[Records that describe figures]
>>>>

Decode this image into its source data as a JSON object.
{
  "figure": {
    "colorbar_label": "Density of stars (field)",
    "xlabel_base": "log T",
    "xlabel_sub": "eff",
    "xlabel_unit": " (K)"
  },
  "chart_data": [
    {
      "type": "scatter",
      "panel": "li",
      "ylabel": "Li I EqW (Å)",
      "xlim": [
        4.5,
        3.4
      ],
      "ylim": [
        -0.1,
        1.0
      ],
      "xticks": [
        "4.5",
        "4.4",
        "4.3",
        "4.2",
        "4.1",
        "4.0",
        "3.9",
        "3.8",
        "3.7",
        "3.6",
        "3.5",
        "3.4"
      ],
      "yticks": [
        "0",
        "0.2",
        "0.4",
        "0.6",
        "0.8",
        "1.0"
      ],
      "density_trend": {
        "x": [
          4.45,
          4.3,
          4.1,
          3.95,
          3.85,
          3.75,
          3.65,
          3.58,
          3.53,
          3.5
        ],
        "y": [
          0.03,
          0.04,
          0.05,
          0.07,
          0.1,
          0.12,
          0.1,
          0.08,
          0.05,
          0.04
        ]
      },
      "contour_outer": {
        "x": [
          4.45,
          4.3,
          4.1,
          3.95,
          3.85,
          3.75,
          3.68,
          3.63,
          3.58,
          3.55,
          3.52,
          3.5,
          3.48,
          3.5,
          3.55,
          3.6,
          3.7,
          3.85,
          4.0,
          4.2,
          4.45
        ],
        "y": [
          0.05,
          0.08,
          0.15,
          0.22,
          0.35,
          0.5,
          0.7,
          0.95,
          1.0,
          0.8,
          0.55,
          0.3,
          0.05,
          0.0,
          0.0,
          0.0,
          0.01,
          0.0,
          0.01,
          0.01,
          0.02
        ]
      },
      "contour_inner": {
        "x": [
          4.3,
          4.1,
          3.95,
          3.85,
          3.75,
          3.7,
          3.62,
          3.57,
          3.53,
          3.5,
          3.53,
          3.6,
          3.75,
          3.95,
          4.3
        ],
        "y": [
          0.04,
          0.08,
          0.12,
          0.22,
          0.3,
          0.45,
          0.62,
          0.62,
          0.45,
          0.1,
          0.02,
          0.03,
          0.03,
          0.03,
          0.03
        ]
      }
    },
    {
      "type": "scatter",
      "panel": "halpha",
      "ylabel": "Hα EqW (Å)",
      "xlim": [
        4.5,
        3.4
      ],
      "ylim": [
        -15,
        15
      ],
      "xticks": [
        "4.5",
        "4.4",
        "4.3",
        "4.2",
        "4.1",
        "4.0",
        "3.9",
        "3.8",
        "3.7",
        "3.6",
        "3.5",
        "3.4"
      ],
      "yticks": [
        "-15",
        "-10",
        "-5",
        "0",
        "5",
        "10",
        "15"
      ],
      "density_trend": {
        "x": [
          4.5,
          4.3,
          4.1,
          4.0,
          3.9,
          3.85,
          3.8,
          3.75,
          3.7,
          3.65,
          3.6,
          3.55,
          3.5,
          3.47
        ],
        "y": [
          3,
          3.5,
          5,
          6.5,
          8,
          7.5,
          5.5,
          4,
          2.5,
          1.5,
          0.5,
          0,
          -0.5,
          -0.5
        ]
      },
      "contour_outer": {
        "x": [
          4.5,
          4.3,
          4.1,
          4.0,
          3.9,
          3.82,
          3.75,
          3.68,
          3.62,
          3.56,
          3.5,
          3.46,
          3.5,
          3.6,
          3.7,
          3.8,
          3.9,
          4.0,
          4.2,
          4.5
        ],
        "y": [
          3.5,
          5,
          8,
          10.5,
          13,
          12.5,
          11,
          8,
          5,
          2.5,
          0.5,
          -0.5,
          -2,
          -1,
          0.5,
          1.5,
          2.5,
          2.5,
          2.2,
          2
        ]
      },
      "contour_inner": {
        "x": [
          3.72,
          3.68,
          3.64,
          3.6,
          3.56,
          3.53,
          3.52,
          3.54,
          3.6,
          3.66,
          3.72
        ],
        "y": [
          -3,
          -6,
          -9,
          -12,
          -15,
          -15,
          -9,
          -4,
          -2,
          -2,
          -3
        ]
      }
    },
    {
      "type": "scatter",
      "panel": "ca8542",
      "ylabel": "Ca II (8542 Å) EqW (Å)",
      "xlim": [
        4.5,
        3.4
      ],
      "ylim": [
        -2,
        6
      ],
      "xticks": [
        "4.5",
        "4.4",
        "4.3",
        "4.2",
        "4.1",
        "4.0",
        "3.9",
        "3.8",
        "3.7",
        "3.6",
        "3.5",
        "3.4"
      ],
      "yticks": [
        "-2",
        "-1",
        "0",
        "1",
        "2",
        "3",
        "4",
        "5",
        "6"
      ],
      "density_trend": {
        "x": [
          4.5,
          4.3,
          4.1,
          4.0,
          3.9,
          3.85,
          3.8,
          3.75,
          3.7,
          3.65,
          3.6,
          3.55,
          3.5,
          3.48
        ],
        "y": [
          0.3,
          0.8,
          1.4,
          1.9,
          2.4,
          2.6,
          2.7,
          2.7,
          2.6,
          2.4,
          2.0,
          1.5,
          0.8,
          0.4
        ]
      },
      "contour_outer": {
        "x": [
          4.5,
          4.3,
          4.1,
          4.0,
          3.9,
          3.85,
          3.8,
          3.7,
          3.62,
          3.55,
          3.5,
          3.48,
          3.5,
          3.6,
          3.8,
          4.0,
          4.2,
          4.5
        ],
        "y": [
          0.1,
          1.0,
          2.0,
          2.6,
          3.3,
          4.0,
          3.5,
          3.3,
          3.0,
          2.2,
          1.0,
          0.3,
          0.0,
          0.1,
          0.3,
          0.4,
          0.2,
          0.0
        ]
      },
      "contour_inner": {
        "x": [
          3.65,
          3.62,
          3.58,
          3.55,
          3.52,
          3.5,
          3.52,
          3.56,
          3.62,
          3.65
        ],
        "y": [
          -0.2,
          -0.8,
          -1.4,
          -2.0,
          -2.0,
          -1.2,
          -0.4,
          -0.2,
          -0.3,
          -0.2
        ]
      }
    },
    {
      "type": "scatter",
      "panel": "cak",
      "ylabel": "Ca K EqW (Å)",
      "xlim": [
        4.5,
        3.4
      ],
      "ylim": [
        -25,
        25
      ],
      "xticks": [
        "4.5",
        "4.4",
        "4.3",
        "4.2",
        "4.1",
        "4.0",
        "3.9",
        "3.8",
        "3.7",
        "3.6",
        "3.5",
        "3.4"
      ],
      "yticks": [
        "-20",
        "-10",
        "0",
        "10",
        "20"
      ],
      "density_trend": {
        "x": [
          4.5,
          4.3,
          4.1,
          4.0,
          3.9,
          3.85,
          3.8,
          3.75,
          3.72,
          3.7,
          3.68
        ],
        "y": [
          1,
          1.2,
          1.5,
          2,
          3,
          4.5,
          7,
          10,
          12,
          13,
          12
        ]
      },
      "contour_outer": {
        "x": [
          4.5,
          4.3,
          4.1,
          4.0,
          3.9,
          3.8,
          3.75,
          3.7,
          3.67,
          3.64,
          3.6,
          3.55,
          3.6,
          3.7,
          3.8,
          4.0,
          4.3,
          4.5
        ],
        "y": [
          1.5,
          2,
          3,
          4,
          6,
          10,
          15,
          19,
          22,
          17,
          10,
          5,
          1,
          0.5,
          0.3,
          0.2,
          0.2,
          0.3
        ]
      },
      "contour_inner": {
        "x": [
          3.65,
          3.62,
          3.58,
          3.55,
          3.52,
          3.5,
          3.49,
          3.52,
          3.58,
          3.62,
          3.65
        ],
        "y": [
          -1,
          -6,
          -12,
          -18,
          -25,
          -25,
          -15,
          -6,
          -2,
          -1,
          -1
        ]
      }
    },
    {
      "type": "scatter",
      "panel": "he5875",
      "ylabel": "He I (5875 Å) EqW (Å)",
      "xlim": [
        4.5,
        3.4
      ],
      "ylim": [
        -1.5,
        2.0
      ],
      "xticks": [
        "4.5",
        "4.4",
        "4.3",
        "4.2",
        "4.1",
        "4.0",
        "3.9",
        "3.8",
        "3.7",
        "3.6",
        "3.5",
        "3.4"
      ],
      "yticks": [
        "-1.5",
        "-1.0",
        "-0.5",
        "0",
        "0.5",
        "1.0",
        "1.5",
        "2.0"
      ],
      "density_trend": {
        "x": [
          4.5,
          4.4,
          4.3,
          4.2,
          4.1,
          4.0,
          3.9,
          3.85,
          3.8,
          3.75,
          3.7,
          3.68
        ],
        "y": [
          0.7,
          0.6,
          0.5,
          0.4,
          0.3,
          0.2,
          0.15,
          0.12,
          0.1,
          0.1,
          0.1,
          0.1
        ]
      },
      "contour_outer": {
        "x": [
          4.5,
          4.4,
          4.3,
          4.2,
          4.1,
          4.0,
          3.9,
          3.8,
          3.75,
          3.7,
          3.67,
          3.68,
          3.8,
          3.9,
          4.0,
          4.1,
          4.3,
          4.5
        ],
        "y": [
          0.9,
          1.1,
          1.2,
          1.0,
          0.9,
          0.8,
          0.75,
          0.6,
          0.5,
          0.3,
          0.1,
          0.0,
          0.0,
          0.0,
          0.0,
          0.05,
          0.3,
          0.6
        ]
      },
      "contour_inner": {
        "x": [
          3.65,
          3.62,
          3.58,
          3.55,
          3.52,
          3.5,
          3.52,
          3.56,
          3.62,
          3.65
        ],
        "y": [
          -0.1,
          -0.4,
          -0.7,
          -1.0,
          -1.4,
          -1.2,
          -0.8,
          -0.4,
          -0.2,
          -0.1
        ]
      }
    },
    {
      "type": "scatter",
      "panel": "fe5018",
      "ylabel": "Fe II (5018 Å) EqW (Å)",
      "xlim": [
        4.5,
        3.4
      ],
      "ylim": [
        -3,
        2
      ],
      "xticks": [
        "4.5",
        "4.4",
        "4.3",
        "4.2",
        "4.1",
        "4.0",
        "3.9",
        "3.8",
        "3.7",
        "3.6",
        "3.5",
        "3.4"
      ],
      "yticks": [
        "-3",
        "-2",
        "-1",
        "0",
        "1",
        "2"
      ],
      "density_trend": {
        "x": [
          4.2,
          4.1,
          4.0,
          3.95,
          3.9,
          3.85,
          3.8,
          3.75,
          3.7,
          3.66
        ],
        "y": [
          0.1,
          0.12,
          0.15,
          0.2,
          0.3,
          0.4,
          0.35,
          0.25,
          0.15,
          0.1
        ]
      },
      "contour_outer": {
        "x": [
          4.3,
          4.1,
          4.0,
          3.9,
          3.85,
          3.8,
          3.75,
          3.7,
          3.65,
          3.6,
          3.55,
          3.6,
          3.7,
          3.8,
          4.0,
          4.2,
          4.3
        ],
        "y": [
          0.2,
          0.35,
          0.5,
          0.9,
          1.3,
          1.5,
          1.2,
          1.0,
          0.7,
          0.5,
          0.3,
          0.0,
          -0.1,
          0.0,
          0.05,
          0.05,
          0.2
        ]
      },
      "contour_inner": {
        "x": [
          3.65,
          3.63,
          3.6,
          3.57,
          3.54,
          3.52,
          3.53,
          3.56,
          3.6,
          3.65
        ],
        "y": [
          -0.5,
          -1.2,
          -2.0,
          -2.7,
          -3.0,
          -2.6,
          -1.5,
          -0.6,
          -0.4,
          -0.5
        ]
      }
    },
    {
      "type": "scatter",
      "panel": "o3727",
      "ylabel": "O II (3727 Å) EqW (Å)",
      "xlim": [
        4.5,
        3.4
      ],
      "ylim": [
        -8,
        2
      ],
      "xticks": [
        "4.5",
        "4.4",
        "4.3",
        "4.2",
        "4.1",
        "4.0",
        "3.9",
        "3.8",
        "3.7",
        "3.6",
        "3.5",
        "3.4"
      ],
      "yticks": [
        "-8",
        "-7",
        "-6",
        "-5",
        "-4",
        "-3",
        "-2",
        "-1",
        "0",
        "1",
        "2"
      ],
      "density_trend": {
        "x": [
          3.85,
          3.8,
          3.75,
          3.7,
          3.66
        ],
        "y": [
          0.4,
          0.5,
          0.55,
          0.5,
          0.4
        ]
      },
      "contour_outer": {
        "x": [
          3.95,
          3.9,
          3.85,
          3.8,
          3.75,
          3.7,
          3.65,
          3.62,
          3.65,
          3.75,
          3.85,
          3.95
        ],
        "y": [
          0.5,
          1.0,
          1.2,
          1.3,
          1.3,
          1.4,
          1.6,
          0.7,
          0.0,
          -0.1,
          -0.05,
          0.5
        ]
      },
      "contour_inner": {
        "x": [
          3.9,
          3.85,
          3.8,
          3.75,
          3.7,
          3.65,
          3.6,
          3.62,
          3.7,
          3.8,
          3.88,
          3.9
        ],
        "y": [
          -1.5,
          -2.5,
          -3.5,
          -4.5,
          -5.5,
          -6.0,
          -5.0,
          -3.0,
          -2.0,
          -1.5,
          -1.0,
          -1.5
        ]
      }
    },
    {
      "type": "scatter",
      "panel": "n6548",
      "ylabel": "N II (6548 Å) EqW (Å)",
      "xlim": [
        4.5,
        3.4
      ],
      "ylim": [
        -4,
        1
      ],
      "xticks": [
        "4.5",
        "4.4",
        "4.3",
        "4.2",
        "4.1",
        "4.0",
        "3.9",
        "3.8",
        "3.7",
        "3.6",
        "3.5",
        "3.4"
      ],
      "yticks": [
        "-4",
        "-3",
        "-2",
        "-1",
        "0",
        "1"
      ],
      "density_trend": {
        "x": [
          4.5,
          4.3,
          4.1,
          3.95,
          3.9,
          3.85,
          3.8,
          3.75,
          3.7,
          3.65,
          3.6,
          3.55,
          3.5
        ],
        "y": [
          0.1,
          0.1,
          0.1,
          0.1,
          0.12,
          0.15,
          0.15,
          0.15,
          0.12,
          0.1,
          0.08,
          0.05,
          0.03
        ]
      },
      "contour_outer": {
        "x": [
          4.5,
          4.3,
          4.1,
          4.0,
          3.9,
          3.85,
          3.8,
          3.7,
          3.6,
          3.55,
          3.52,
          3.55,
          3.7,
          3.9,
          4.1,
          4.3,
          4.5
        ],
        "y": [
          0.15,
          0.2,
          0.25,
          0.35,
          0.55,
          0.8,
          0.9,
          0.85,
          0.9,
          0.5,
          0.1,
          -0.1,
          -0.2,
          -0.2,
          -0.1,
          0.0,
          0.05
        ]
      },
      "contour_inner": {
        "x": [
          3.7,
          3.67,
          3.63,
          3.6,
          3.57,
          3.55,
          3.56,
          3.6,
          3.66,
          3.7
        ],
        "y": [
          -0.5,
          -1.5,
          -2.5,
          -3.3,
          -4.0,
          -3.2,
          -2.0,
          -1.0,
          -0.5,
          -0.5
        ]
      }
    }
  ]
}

<<<<

Exercise objective:
Extract every line above containing the word "panel".

Task response:
      "panel": "li",
      "panel": "halpha",
      "panel": "ca8542",
      "panel": "cak",
      "panel": "he5875",
      "panel": "fe5018",
      "panel": "o3727",
      "panel": "n6548",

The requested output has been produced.